■ **WHAT YOU ARE ASKED TO DO**:
Leaving out all images, write out the records that follow exactly.
::: RECORDS SUPPLIED :::
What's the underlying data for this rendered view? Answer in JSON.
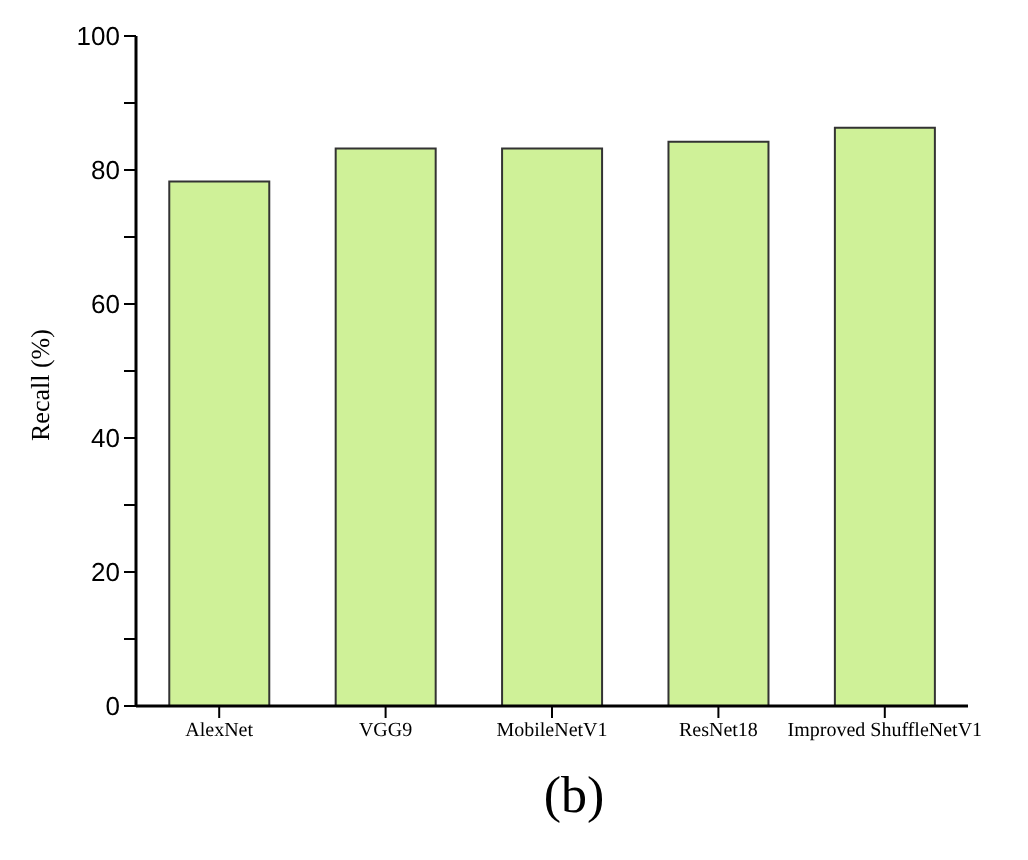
{
  "chart_data": {
    "type": "bar",
    "ylabel": "Recall (%)",
    "categories": [
      "AlexNet",
      "VGG9",
      "MobileNetV1",
      "ResNet18",
      "Improved ShuffleNetV1"
    ],
    "values": [
      78.3,
      83.2,
      83.2,
      84.2,
      86.3
    ],
    "color": "#cff198",
    "ylim": [
      0,
      100
    ],
    "yticks": [
      0,
      {
        "value": 10,
        "label": null
      },
      20,
      {
        "value": 30,
        "label": null
      },
      40,
      {
        "value": 50,
        "label": null
      },
      60,
      {
        "value": 70,
        "label": null
      },
      80,
      {
        "value": 90,
        "label": null
      },
      100
    ],
    "grid": false,
    "annotations": [
      "(b)"
    ]
  }
}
:::
■ **OUTPUT OF THE TASK**:
What's the underlying data for this rendered view? Answer in JSON.
{
  "chart_data": {
    "type": "bar",
    "ylabel": "Recall (%)",
    "categories": [
      "AlexNet",
      "VGG9",
      "MobileNetV1",
      "ResNet18",
      "Improved ShuffleNetV1"
    ],
    "values": [
      78.3,
      83.2,
      83.2,
      84.2,
      86.3
    ],
    "color": "#cff198",
    "ylim": [
      0,
      100
    ],
    "yticks": [
      0,
      {
        "value": 10,
        "label": null
      },
      20,
      {
        "value": 30,
        "label": null
      },
      40,
      {
        "value": 50,
        "label": null
      },
      60,
      {
        "value": 70,
        "label": null
      },
      80,
      {
        "value": 90,
        "label": null
      },
      100
    ],
    "grid": false,
    "annotations": [
      "(b)"
    ]
  }
}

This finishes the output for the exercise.